**Extract**
I think Gmail are now giving out accounts without needing an invitation.

Best of luck in your efforts  

BTW, Clubman, i genuinely wasn't attempting to correct you vis a vis Seanad/Dáil, I just thought that the debate was very iinformative


----------



## bond-007 (7 Mar 2007)

BrenG said:


> Hold on. Don't worry about the prison issue. There is no question of that. Although technically the procedure could go down htat direction the reality is that you are fully entitled to a fair hearing before the process gets that far. Forget sending in the income statement. tell the solicitor you are abroad and prepared to make an offer to commence repayments. Formerly follow this up with an offer in writing. In that instance if ever proceedings beyond judgement are issued against you this offer can be produced as evidence that you made an attempt to reach an agreement. Also advise the solicitor that you are now living abroad and that will avoid the issue of an installment order. I am a little out of date on installment proceedings but up to a couple of years ago a Court required proof from the creditors solicitor that there was income before they would issue one. Also commital orders are rare and unlikely to be issued without proof of personal service of the installment order which would not be possible in your case. Again as I mentioned I am a couple of years out of the area and things may have changed but I would be surprised if there had been any dramatic changes in the system as in most cases where the debtor could not be traced we did not proceed beyond simple judgement.


When a case gets to the installment order stage the debtor is required to furnish a statement of means to the court. If this is not done they will simply obtain a order for a high amount in the absence of the statement. Again a judge would need to be shown that proper service of the summons was done.


----------



## yaku2 (9 Mar 2007)

Hi everyone,

Just letting you know how I got on:
I sent an e-mail (using gmail) to the solicitor offering a small monthly repayment - no reply yet.
I eventually got through to the debt recovery dept. of the bank and they accepted a small monthly repayment with a review in 3 months.
Once again, thank you for all the good advice,
Yaku2.


----------



## ClubMan (9 Mar 2007)

yaku2 said:


> I sent an e-mail (using gmail) to the solicitor offering a small monthly repayment - no reply yet.


I would be surprised if they reply to such an "anonymous" email to be honest.


----------



## jhegarty (9 Mar 2007)

yaku2 said:


> Hi everyone,
> 
> Just letting you know how I got on:
> I sent an e-mail (using gmail) to the solicitor offering a small monthly repayment - no reply yet.
> ...




Good news... if it does end up in court now you will look far better becuase of your offer....


----------



## bond-007 (9 Mar 2007)

ClubMan said:


> I would be surprised if they reply to such an "anonymous" email to be honest.


It's their loss if they don't reply. The person made the offer ball is then in the banks court then.


----------



## CCOVICH (9 Mar 2007)

**Written tasks**
**a.** Answer the following questions about the forum thread.
(i) What does the quoted advice from BrenG say the solicitor should be told in order to avoid the issue of an installment order?
(ii) What did the bank's debt recovery department accept from yaku2, and when is it to be reviewed?
(iii) What does bond-007's post of 7 Mar 2007 say the debtor is required to furnish to the court at the installment order stage?
**b.** Reproduce the passage of the forum thread from "I think Gmail" up to and including "(7 Mar 2007)".

**Extracted records**
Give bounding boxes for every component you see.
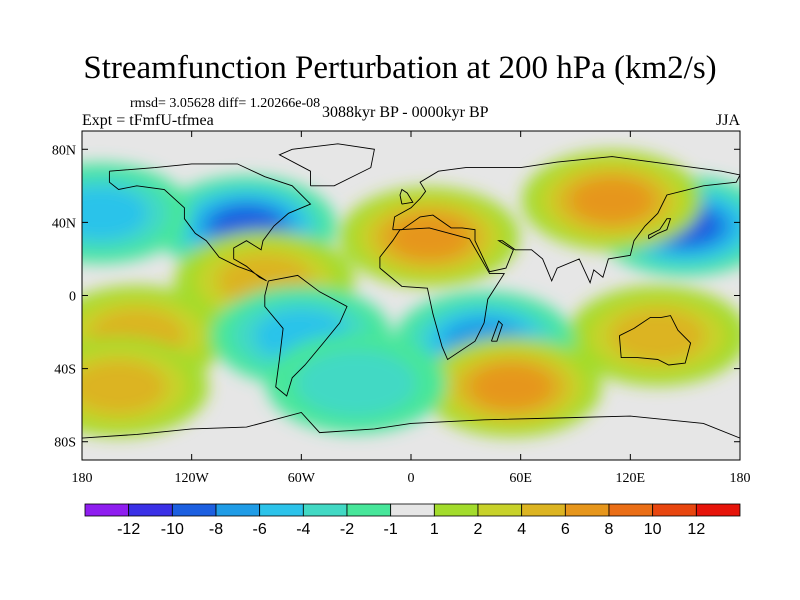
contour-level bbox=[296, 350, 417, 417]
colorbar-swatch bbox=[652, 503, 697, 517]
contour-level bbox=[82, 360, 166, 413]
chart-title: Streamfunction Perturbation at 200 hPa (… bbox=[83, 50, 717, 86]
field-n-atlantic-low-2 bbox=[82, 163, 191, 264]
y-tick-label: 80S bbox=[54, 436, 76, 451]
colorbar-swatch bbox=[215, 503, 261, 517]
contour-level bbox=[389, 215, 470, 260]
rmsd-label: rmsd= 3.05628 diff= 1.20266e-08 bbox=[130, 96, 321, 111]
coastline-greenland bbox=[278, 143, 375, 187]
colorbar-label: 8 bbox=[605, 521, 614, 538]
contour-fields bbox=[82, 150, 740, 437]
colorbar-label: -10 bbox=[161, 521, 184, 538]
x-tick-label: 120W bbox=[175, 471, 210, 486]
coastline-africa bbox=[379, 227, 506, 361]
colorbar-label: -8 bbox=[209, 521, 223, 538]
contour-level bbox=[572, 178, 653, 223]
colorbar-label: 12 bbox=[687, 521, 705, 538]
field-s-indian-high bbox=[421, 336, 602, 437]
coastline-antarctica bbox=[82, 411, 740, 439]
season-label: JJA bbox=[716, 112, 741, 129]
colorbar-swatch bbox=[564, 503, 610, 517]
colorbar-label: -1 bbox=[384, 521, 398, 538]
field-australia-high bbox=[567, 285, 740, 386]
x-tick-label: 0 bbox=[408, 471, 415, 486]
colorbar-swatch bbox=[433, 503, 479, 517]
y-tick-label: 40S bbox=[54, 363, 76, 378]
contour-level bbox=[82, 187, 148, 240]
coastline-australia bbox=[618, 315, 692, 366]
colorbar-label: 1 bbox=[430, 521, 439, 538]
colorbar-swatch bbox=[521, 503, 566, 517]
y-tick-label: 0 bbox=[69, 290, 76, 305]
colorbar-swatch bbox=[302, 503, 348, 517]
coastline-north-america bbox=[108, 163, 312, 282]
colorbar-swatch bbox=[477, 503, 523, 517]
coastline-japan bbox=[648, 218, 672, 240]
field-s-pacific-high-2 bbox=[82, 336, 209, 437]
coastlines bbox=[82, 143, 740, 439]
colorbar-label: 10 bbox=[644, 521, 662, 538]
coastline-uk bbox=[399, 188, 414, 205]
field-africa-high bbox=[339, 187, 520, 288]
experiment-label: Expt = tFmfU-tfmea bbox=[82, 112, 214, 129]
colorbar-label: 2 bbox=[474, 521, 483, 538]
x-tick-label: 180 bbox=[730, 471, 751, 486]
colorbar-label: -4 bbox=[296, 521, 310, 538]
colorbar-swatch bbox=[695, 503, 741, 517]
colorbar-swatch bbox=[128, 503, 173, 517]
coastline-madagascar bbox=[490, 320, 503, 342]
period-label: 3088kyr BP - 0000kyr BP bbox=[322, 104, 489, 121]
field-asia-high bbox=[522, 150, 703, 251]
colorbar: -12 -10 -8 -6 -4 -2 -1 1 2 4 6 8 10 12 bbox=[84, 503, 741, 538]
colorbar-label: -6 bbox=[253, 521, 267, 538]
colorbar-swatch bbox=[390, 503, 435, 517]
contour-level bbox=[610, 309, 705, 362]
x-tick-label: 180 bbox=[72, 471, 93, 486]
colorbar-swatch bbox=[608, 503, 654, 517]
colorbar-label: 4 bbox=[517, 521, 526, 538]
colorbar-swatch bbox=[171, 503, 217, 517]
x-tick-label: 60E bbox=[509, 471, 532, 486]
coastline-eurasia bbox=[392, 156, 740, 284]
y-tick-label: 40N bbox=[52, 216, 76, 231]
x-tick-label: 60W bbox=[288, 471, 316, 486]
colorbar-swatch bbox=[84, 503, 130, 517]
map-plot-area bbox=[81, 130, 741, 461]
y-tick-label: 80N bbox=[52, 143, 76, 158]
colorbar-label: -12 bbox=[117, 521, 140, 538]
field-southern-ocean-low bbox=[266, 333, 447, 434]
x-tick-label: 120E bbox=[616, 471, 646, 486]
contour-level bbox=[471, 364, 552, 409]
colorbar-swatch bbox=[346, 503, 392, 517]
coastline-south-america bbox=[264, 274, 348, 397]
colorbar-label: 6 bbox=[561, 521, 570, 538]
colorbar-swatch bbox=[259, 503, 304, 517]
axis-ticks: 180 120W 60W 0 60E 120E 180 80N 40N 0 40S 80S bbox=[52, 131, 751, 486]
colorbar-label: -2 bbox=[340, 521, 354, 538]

---

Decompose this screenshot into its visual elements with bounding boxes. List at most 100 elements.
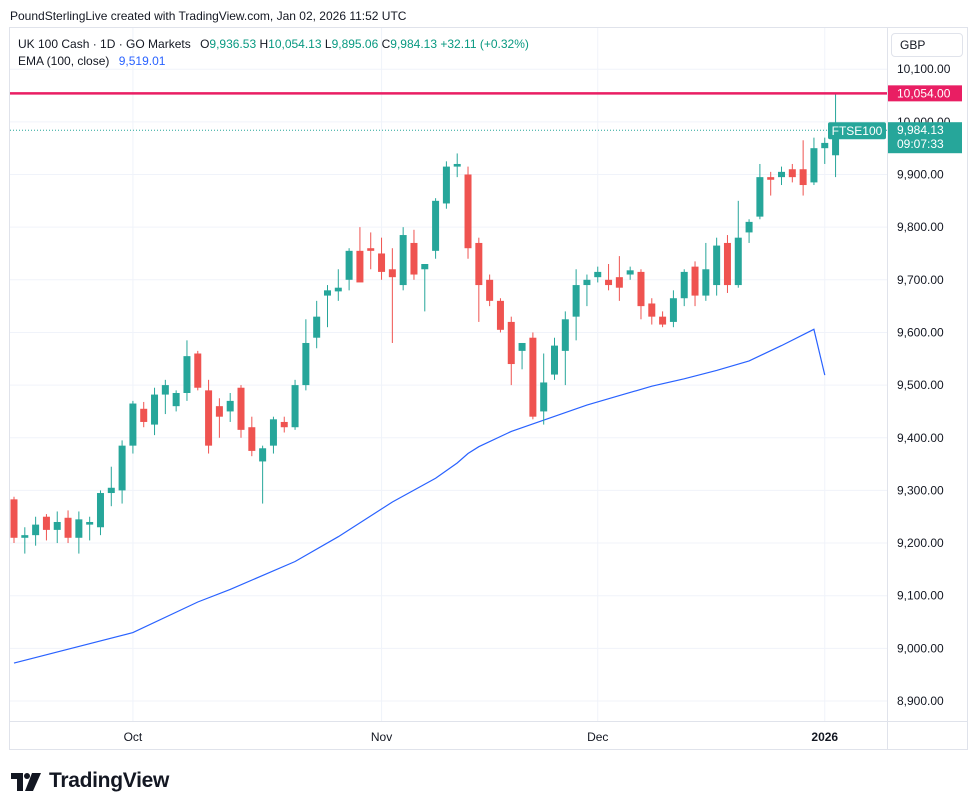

**Responses for each task**
**a.**
(i) That the person is now living abroad.
(ii) A small monthly repayment, with a review in 3 months.
(iii) A statement of means.

**b.**
I think Gmail are now giving out accounts without needing an invitation.

Best of luck in your efforts  

BTW, Clubman, i genuinely wasn't attempting to correct you vis a vis Seanad/Dáil, I just thought that the debate was very iinformative


----------



## bond-007 (7 Mar 2007)